--- start of RECORDS FOR THIS EXERCISE ---

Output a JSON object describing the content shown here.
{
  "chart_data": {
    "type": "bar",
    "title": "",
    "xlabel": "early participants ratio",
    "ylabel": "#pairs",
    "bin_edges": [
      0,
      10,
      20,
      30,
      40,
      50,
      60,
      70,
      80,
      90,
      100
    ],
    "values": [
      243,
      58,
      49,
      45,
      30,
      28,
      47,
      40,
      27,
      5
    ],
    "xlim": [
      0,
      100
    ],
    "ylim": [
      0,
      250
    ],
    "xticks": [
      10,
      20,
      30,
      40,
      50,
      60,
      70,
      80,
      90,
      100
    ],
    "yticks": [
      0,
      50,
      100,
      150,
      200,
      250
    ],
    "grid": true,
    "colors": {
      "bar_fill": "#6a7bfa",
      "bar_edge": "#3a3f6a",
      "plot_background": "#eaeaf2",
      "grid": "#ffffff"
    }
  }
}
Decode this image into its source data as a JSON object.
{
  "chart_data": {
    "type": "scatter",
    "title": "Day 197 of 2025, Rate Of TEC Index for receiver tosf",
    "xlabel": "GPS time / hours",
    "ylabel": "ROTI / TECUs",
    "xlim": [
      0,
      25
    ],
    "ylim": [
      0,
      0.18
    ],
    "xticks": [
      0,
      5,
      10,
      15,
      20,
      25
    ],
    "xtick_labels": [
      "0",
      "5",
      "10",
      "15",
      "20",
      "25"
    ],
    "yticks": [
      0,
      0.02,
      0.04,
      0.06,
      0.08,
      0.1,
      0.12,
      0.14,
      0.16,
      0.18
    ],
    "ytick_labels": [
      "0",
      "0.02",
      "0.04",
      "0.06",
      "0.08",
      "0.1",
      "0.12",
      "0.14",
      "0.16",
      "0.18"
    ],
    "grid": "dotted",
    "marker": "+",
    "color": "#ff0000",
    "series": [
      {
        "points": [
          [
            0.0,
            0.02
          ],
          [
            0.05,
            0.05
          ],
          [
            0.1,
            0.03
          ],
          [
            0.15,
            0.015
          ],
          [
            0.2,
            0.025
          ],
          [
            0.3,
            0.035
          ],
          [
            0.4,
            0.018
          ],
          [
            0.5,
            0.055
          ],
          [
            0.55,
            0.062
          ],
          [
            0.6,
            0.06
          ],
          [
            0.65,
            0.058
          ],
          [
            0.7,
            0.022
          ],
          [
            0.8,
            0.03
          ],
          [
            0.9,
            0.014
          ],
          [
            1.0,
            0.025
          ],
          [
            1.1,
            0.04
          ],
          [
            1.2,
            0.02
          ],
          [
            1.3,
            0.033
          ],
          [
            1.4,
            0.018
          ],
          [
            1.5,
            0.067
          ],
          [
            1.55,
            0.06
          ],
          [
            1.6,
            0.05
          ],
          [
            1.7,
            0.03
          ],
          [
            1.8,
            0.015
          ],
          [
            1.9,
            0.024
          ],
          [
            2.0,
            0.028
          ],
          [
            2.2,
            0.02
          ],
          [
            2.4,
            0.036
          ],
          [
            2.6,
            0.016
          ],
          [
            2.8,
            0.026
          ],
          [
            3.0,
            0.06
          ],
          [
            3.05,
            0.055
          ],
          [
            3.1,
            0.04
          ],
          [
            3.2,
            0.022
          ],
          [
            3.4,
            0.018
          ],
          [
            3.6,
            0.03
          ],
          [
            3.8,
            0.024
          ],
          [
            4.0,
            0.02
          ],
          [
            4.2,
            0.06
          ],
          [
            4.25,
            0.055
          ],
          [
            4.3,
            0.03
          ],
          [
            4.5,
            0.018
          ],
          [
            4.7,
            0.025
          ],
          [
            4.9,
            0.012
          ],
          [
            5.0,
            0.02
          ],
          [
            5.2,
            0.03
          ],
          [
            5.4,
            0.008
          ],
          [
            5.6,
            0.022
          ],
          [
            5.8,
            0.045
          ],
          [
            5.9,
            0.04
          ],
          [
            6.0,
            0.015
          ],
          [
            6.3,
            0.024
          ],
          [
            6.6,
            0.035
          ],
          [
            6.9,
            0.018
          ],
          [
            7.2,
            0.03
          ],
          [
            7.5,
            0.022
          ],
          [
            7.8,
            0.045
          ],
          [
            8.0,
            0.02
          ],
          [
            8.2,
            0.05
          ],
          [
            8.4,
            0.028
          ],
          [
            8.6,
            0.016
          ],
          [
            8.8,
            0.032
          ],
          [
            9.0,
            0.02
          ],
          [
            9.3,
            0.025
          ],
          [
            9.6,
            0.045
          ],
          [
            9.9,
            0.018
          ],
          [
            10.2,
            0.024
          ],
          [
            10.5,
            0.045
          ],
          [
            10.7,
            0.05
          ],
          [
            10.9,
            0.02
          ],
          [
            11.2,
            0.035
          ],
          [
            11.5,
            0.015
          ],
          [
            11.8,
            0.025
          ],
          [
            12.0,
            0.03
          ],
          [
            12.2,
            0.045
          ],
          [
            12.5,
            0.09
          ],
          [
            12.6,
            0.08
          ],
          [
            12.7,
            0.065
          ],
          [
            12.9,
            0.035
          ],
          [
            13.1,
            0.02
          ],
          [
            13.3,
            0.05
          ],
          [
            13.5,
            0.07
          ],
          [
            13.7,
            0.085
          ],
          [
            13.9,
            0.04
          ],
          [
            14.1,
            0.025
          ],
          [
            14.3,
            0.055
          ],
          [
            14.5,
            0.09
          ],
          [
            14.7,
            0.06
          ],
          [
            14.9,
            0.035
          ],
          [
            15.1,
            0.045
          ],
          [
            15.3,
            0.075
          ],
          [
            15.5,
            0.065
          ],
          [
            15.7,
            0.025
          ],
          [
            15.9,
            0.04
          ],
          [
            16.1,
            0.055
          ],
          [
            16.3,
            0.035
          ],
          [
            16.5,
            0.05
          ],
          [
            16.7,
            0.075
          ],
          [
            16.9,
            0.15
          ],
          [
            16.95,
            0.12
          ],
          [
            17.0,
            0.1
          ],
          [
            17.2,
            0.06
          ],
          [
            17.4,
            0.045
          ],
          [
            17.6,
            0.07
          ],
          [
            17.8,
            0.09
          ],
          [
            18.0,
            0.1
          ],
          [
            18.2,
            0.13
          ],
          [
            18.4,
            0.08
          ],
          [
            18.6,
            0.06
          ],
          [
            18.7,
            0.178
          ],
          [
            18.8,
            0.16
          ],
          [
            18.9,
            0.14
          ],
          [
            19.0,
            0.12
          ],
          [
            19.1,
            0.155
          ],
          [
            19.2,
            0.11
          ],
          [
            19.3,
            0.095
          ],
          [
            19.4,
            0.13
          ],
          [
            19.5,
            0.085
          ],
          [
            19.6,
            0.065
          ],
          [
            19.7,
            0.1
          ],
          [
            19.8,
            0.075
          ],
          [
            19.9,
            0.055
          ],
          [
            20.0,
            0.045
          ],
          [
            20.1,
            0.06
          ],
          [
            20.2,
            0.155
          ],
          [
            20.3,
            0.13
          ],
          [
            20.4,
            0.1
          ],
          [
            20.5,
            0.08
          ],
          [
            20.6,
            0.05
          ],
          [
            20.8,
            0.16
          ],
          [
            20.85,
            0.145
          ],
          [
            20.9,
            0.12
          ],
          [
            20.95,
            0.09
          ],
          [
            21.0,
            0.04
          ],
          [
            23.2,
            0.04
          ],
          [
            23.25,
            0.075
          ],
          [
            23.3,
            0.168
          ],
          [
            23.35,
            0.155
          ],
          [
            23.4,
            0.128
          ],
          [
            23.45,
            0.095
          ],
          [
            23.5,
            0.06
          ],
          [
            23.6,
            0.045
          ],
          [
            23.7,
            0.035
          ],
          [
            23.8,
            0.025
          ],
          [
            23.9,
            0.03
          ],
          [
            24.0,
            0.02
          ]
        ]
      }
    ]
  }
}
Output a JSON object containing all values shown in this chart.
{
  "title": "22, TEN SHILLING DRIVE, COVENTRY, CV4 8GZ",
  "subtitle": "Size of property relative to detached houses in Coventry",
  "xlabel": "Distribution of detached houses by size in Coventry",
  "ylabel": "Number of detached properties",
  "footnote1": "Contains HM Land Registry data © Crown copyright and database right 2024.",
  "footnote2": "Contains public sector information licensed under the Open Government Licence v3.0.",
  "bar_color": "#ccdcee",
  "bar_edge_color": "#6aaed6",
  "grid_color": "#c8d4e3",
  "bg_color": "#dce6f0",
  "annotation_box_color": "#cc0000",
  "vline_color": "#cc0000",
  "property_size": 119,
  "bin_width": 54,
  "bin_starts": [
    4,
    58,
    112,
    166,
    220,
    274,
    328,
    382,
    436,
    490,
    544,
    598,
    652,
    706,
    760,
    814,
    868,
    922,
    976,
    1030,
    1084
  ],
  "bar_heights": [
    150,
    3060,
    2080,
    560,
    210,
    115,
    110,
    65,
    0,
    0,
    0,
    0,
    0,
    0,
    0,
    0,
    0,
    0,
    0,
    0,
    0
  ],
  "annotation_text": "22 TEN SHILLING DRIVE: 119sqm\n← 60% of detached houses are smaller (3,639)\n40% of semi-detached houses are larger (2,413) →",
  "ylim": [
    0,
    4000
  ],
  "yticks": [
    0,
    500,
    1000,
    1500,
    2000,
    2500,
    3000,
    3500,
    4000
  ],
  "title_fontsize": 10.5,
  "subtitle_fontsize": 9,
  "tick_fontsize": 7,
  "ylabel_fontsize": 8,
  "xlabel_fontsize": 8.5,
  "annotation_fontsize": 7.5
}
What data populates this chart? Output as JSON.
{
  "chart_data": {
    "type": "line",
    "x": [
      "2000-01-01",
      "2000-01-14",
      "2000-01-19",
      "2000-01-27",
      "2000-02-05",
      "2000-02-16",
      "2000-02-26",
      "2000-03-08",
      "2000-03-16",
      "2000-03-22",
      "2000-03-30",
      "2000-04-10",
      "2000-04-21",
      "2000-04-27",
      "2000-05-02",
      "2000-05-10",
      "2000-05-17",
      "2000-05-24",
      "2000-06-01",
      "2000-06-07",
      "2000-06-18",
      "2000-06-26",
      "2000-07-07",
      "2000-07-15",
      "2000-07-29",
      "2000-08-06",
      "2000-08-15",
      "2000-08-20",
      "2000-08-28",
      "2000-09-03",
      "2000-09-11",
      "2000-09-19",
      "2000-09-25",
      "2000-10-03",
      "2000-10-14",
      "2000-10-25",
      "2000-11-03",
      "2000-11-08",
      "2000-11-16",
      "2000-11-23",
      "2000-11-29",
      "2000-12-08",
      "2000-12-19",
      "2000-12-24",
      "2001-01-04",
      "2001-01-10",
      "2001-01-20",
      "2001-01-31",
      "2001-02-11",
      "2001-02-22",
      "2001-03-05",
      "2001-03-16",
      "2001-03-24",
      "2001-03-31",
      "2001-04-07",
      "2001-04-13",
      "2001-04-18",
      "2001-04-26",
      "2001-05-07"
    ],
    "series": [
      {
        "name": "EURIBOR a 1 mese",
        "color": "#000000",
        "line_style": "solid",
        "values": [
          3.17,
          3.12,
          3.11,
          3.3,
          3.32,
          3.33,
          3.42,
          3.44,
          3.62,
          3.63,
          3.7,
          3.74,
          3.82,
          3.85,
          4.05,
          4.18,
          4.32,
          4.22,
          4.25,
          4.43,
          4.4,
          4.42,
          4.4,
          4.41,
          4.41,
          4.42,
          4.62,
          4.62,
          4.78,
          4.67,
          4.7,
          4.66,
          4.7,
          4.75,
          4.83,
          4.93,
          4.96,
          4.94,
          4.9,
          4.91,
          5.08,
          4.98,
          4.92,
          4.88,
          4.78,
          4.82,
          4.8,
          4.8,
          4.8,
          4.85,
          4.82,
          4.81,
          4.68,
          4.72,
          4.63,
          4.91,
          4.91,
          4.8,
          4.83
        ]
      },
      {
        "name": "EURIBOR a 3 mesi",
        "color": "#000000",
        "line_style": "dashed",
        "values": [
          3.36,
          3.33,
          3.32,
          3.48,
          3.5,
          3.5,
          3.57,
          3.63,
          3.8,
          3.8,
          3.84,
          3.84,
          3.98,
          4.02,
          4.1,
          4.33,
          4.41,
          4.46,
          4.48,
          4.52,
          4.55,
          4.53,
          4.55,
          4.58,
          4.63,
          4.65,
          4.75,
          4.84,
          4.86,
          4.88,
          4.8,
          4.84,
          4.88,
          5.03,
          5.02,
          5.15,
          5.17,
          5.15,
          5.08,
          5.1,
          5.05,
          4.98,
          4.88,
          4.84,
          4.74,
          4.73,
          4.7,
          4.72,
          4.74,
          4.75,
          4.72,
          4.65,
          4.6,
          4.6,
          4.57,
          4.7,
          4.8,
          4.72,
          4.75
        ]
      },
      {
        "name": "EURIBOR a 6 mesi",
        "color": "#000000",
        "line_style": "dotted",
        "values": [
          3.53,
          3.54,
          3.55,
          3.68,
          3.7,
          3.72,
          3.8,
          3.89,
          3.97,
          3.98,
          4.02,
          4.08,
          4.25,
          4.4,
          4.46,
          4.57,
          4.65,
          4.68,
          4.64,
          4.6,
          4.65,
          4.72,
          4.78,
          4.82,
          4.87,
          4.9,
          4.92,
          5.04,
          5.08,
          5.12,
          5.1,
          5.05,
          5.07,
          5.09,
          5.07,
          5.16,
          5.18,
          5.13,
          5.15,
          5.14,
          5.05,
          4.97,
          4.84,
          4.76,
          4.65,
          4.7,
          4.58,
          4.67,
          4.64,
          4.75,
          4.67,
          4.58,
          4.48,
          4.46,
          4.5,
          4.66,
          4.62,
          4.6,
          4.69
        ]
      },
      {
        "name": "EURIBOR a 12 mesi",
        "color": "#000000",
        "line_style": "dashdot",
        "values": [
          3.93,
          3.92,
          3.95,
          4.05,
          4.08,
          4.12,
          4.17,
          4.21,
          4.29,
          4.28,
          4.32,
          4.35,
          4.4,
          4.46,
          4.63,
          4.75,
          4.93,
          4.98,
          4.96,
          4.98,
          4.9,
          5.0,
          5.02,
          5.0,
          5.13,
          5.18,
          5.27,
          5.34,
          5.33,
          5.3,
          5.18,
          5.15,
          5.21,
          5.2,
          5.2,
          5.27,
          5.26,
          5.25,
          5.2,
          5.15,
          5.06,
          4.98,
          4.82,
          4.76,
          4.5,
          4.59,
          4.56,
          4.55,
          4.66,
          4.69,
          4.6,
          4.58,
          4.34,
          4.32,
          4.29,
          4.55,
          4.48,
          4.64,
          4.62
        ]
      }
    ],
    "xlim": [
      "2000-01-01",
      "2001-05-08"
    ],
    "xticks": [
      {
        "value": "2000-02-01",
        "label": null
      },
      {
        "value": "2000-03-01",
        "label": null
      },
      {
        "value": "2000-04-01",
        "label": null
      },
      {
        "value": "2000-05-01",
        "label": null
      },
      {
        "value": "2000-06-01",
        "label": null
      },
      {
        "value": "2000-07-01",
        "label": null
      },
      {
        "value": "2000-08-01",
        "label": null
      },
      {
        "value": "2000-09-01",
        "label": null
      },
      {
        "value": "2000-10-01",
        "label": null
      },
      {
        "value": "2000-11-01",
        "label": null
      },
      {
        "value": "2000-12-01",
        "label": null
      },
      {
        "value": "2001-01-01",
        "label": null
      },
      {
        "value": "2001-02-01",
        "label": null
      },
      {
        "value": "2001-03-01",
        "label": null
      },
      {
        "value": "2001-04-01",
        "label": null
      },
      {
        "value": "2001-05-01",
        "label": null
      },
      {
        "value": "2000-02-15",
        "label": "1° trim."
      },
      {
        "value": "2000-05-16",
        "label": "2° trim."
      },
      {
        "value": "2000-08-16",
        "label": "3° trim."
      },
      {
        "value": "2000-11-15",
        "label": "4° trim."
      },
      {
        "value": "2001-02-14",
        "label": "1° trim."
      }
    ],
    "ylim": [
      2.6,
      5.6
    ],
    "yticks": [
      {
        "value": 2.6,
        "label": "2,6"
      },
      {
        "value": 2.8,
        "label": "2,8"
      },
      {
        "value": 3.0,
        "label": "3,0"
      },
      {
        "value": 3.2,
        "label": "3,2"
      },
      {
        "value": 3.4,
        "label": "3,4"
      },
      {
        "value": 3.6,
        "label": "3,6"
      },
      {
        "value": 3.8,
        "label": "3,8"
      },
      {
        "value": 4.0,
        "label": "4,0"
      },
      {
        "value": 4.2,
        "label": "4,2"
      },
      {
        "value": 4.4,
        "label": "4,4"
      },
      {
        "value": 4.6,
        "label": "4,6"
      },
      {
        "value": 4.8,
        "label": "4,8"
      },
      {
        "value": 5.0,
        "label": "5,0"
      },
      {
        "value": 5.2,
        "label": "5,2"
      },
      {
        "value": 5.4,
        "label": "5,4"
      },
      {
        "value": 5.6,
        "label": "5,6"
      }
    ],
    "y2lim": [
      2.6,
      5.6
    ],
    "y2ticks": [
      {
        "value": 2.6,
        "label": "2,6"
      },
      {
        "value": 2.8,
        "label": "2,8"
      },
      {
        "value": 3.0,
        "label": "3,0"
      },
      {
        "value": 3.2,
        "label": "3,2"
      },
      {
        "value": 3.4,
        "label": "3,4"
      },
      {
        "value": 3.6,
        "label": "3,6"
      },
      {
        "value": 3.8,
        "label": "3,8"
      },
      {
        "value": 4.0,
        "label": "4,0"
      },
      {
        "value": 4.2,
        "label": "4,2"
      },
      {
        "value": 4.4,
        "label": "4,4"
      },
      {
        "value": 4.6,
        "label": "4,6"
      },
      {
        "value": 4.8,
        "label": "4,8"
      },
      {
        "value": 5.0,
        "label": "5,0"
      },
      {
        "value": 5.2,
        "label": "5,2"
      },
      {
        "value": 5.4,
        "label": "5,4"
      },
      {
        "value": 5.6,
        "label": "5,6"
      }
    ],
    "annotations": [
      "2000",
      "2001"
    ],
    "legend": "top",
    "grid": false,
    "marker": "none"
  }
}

--- end of RECORDS FOR THIS EXERCISE ---

EXERCISE DETAILS –
Find the lines with the string "JSON" and reproduce them.

TASK RESULT –
Output a JSON object describing the content shown here.
Decode this image into its source data as a JSON object.
Output a JSON object containing all values shown in this chart.
What data populates this chart? Output as JSON.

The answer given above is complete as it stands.